# TASK GOAL
Draw out every line with the word "showed" from the listing below.

# Entries from a dataset
▶
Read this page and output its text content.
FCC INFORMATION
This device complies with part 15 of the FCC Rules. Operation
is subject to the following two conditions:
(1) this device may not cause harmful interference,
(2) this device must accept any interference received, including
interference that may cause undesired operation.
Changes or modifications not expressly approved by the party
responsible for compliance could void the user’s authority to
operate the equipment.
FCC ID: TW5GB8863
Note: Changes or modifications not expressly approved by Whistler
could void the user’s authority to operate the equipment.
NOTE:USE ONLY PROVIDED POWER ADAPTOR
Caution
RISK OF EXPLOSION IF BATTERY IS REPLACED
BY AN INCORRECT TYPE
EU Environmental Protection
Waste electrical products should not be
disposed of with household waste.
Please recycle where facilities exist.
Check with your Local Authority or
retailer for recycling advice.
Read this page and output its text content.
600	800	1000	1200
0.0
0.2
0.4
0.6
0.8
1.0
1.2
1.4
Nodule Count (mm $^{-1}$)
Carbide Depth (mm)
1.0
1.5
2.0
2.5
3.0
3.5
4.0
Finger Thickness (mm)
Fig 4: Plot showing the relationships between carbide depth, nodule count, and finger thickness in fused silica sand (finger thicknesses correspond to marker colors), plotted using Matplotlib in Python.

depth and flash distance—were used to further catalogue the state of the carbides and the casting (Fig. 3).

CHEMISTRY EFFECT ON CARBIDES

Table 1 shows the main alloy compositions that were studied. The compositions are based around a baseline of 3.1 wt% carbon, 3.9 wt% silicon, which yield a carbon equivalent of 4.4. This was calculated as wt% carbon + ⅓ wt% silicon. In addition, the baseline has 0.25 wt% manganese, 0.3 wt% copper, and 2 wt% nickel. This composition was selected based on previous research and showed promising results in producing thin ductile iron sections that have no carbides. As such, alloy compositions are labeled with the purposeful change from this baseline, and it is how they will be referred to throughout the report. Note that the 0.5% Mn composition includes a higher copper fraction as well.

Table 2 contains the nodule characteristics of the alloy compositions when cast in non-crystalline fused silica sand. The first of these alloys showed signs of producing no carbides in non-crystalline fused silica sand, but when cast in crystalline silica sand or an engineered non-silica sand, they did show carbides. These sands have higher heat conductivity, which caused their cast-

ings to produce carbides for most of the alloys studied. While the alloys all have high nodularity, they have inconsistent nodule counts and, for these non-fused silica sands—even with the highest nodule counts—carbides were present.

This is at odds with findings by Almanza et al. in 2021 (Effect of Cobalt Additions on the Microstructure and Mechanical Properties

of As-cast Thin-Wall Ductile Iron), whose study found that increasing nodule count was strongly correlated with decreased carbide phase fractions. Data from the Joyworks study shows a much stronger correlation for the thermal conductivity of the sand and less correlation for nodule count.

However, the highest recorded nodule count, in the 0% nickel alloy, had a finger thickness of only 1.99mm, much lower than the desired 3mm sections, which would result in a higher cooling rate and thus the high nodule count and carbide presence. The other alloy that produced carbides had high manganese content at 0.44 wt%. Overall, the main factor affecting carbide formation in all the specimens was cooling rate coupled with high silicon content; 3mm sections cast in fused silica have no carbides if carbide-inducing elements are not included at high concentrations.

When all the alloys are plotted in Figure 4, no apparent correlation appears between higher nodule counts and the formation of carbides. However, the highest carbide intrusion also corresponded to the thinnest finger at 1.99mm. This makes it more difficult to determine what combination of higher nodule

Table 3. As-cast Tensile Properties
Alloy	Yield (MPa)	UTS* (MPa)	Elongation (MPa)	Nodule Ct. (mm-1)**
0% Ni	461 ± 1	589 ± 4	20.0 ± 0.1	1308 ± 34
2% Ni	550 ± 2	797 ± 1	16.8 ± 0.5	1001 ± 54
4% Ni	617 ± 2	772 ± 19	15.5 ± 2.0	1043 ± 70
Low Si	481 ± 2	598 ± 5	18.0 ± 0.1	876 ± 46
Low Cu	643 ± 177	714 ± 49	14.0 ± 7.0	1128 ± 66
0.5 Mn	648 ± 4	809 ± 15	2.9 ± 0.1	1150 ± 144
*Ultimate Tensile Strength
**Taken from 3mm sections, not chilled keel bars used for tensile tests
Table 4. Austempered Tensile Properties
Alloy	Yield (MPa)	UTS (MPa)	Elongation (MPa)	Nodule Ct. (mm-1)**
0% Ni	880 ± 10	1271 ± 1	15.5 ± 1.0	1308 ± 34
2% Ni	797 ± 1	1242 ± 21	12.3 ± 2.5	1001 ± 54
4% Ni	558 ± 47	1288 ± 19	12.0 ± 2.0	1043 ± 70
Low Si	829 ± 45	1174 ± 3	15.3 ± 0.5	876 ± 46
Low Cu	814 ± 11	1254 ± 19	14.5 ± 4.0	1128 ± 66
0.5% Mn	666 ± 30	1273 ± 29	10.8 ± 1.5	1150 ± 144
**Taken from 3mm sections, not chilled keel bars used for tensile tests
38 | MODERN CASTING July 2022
◀
# PROBLEM SOLUTION
Table 1 shows the main alloy compositions that were studied. The compositions are based around a baseline of 3.1 wt% carbon, 3.9 wt% silicon, which yield a carbon equivalent of 4.4. This was calculated as wt% carbon + ⅓ wt% silicon. In addition, the baseline has 0.25 wt% manganese, 0.3 wt% copper, and 2 wt% nickel. This composition was selected based on previous research and showed promising results in producing thin ductile iron sections that have no carbides. As such, alloy compositions are labeled with the purposeful change from this baseline, and it is how they will be referred to throughout the report. Note that the 0.5% Mn composition includes a higher copper fraction as well.
Table 2 contains the nodule characteristics of the alloy compositions when cast in non-crystalline fused silica sand. The first of these alloys showed signs of producing no carbides in non-crystalline fused silica sand, but when cast in crystalline silica sand or an engineered non-silica sand, they did show carbides. These sands have higher heat conductivity, which caused their cast-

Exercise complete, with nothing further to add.